[Figure content listings]
- - -

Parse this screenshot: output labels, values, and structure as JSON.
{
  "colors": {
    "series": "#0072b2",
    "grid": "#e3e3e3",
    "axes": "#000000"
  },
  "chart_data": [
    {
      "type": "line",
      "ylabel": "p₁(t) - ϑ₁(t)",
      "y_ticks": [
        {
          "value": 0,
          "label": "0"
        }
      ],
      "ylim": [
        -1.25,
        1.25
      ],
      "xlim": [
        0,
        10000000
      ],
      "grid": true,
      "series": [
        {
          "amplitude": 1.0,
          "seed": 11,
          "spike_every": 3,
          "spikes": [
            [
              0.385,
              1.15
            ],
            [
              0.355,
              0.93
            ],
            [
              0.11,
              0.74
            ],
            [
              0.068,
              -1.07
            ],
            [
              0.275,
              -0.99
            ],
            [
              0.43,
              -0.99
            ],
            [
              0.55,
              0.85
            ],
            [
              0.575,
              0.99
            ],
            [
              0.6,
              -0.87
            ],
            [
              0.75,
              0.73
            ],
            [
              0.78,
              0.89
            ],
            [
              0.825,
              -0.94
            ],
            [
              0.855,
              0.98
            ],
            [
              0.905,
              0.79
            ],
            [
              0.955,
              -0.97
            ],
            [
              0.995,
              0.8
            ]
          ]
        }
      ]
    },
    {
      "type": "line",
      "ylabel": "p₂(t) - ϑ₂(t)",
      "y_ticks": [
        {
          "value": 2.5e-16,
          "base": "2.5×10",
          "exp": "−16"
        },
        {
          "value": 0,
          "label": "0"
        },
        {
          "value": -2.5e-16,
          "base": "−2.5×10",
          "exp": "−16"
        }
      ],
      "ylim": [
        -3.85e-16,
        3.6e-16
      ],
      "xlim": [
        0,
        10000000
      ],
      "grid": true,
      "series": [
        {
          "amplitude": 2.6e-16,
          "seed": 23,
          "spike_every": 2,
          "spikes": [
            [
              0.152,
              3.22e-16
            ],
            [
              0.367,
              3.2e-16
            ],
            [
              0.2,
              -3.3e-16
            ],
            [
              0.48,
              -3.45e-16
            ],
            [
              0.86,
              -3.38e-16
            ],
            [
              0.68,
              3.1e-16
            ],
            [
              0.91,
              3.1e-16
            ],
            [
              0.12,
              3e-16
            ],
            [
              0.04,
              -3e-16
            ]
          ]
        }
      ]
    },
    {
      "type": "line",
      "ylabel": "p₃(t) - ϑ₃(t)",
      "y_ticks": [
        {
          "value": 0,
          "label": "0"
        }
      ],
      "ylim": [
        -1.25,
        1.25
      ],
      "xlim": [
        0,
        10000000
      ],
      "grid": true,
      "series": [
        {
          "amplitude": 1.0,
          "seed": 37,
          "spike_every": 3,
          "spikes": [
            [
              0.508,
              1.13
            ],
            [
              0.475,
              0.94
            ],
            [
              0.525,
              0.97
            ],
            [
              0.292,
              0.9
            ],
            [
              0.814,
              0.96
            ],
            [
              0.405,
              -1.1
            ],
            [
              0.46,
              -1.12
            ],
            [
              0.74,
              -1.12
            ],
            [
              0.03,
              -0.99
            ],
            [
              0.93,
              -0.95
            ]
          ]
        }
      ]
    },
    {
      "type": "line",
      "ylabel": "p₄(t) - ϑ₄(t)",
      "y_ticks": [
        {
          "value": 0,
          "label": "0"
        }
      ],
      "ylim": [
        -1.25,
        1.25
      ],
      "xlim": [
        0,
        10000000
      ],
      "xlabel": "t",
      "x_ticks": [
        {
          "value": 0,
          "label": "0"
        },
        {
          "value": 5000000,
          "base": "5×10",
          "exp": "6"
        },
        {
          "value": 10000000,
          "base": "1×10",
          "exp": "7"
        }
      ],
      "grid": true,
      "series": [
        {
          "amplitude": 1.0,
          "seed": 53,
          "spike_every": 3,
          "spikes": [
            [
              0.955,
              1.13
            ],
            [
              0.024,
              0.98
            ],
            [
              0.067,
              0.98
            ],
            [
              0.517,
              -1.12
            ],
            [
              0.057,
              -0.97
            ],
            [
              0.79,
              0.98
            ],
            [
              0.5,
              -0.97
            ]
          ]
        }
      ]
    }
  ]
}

- - -

[What the task requires] Produce an exact copy of the whole listing.

[Solved exercise]
Parse this screenshot: output labels, values, and structure as JSON.
{
  "colors": {
    "series": "#0072b2",
    "grid": "#e3e3e3",
    "axes": "#000000"
  },
  "chart_data": [
    {
      "type": "line",
      "ylabel": "p₁(t) - ϑ₁(t)",
      "y_ticks": [
        {
          "value": 0,
          "label": "0"
        }
      ],
      "ylim": [
        -1.25,
        1.25
      ],
      "xlim": [
        0,
        10000000
      ],
      "grid": true,
      "series": [
        {
          "amplitude": 1.0,
          "seed": 11,
          "spike_every": 3,
          "spikes": [
            [
              0.385,
              1.15
            ],
            [
              0.355,
              0.93
            ],
            [
              0.11,
              0.74
            ],
            [
              0.068,
              -1.07
            ],
            [
              0.275,
              -0.99
            ],
            [
              0.43,
              -0.99
            ],
            [
              0.55,
              0.85
            ],
            [
              0.575,
              0.99
            ],
            [
              0.6,
              -0.87
            ],
            [
              0.75,
              0.73
            ],
            [
              0.78,
              0.89
            ],
            [
              0.825,
              -0.94
            ],
            [
              0.855,
              0.98
            ],
            [
              0.905,
              0.79
            ],
            [
              0.955,
              -0.97
            ],
            [
              0.995,
              0.8
            ]
          ]
        }
      ]
    },
    {
      "type": "line",
      "ylabel": "p₂(t) - ϑ₂(t)",
      "y_ticks": [
        {
          "value": 2.5e-16,
          "base": "2.5×10",
          "exp": "−16"
        },
        {
          "value": 0,
          "label": "0"
        },
        {
          "value": -2.5e-16,
          "base": "−2.5×10",
          "exp": "−16"
        }
      ],
      "ylim": [
        -3.85e-16,
        3.6e-16
      ],
      "xlim": [
        0,
        10000000
      ],
      "grid": true,
      "series": [
        {
          "amplitude": 2.6e-16,
          "seed": 23,
          "spike_every": 2,
          "spikes": [
            [
              0.152,
              3.22e-16
            ],
            [
              0.367,
              3.2e-16
            ],
            [
              0.2,
              -3.3e-16
            ],
            [
              0.48,
              -3.45e-16
            ],
            [
              0.86,
              -3.38e-16
            ],
            [
              0.68,
              3.1e-16
            ],
            [
              0.91,
              3.1e-16
            ],
            [
              0.12,
              3e-16
            ],
            [
              0.04,
              -3e-16
            ]
          ]
        }
      ]
    },
    {
      "type": "line",
      "ylabel": "p₃(t) - ϑ₃(t)",
      "y_ticks": [
        {
          "value": 0,
          "label": "0"
        }
      ],
      "ylim": [
        -1.25,
        1.25
      ],
      "xlim": [
        0,
        10000000
      ],
      "grid": true,
      "series": [
        {
          "amplitude": 1.0,
          "seed": 37,
          "spike_every": 3,
          "spikes": [
            [
              0.508,
              1.13
            ],
            [
              0.475,
              0.94
            ],
            [
              0.525,
              0.97
            ],
            [
              0.292,
              0.9
            ],
            [
              0.814,
              0.96
            ],
            [
              0.405,
              -1.1
            ],
            [
              0.46,
              -1.12
            ],
            [
              0.74,
              -1.12
            ],
            [
              0.03,
              -0.99
            ],
            [
              0.93,
              -0.95
            ]
          ]
        }
      ]
    },
    {
      "type": "line",
      "ylabel": "p₄(t) - ϑ₄(t)",
      "y_ticks": [
        {
          "value": 0,
          "label": "0"
        }
      ],
      "ylim": [
        -1.25,
        1.25
      ],
      "xlim": [
        0,
        10000000
      ],
      "xlabel": "t",
      "x_ticks": [
        {
          "value": 0,
          "label": "0"
        },
        {
          "value": 5000000,
          "base": "5×10",
          "exp": "6"
        },
        {
          "value": 10000000,
          "base": "1×10",
          "exp": "7"
        }
      ],
      "grid": true,
      "series": [
        {
          "amplitude": 1.0,
          "seed": 53,
          "spike_every": 3,
          "spikes": [
            [
              0.955,
              1.13
            ],
            [
              0.024,
              0.98
            ],
            [
              0.067,
              0.98
            ],
            [
              0.517,
              -1.12
            ],
            [
              0.057,
              -0.97
            ],
            [
              0.79,
              0.98
            ],
            [
              0.5,
              -0.97
            ]
          ]
        }
      ]
    }
  ]
}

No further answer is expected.